#### What is needed:
Emit the entire listing verbatim.

*** Records supplied

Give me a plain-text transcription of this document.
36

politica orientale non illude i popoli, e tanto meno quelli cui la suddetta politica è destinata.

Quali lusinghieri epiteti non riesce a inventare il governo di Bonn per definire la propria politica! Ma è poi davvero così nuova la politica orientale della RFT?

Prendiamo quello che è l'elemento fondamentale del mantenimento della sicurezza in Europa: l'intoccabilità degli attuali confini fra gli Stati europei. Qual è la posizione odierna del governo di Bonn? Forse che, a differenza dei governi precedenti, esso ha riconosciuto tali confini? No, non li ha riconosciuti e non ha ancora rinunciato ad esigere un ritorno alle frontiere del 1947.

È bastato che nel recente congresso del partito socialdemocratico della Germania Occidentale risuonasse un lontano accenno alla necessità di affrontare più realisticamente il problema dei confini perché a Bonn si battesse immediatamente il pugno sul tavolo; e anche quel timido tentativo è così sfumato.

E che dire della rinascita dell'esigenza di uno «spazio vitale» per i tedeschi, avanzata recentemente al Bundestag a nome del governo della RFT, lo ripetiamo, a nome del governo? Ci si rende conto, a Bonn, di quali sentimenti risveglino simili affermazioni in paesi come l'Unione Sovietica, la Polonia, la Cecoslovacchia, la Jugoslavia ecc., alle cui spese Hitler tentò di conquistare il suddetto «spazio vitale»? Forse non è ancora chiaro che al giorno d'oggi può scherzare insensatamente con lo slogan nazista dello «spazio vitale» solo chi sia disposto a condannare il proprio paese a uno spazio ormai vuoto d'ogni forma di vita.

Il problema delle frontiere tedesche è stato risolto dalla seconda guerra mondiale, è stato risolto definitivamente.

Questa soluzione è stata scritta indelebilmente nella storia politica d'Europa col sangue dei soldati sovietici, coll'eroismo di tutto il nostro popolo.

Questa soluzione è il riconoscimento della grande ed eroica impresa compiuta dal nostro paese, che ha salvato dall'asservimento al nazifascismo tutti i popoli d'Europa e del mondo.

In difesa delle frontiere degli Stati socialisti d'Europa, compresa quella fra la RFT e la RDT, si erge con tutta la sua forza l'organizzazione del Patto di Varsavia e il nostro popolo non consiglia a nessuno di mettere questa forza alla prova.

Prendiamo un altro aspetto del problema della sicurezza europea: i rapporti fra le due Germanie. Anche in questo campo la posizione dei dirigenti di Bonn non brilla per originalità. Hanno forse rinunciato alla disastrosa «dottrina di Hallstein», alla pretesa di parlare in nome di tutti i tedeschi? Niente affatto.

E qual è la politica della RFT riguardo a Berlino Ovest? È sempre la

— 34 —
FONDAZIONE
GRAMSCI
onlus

******

#### Exercise output:
Give me a plain-text transcription of this document.
36

politica orientale non illude i popoli, e tanto meno quelli cui la suddetta politica è destinata.

Quali lusinghieri epiteti non riesce a inventare il governo di Bonn per definire la propria politica! Ma è poi davvero così nuova la politica orientale della RFT?

Prendiamo quello che è l'elemento fondamentale del mantenimento della sicurezza in Europa: l'intoccabilità degli attuali confini fra gli Stati europei. Qual è la posizione odierna del governo di Bonn? Forse che, a differenza dei governi precedenti, esso ha riconosciuto tali confini? No, non li ha riconosciuti e non ha ancora rinunciato ad esigere un ritorno alle frontiere del 1947.

È bastato che nel recente congresso del partito socialdemocratico della Germania Occidentale risuonasse un lontano accenno alla necessità di affrontare più realisticamente il problema dei confini perché a Bonn si battesse immediatamente il pugno sul tavolo; e anche quel timido tentativo è così sfumato.

E che dire della rinascita dell'esigenza di uno «spazio vitale» per i tedeschi, avanzata recentemente al Bundestag a nome del governo della RFT, lo ripetiamo, a nome del governo? Ci si rende conto, a Bonn, di quali sentimenti risveglino simili affermazioni in paesi come l'Unione Sovietica, la Polonia, la Cecoslovacchia, la Jugoslavia ecc., alle cui spese Hitler tentò di conquistare il suddetto «spazio vitale»? Forse non è ancora chiaro che al giorno d'oggi può scherzare insensatamente con lo slogan nazista dello «spazio vitale» solo chi sia disposto a condannare il proprio paese a uno spazio ormai vuoto d'ogni forma di vita.

Il problema delle frontiere tedesche è stato risolto dalla seconda guerra mondiale, è stato risolto definitivamente.

Questa soluzione è stata scritta indelebilmente nella storia politica d'Europa col sangue dei soldati sovietici, coll'eroismo di tutto il nostro popolo.

Questa soluzione è il riconoscimento della grande ed eroica impresa compiuta dal nostro paese, che ha salvato dall'asservimento al nazifascismo tutti i popoli d'Europa e del mondo.

In difesa delle frontiere degli Stati socialisti d'Europa, compresa quella fra la RFT e la RDT, si erge con tutta la sua forza l'organizzazione del Patto di Varsavia e il nostro popolo non consiglia a nessuno di mettere questa forza alla prova.

Prendiamo un altro aspetto del problema della sicurezza europea: i rapporti fra le due Germanie. Anche in questo campo la posizione dei dirigenti di Bonn non brilla per originalità. Hanno forse rinunciato alla disastrosa «dottrina di Hallstein», alla pretesa di parlare in nome di tutti i tedeschi? Niente affatto.

E qual è la politica della RFT riguardo a Berlino Ovest? È sempre la

— 34 —
FONDAZIONE
GRAMSCI
onlus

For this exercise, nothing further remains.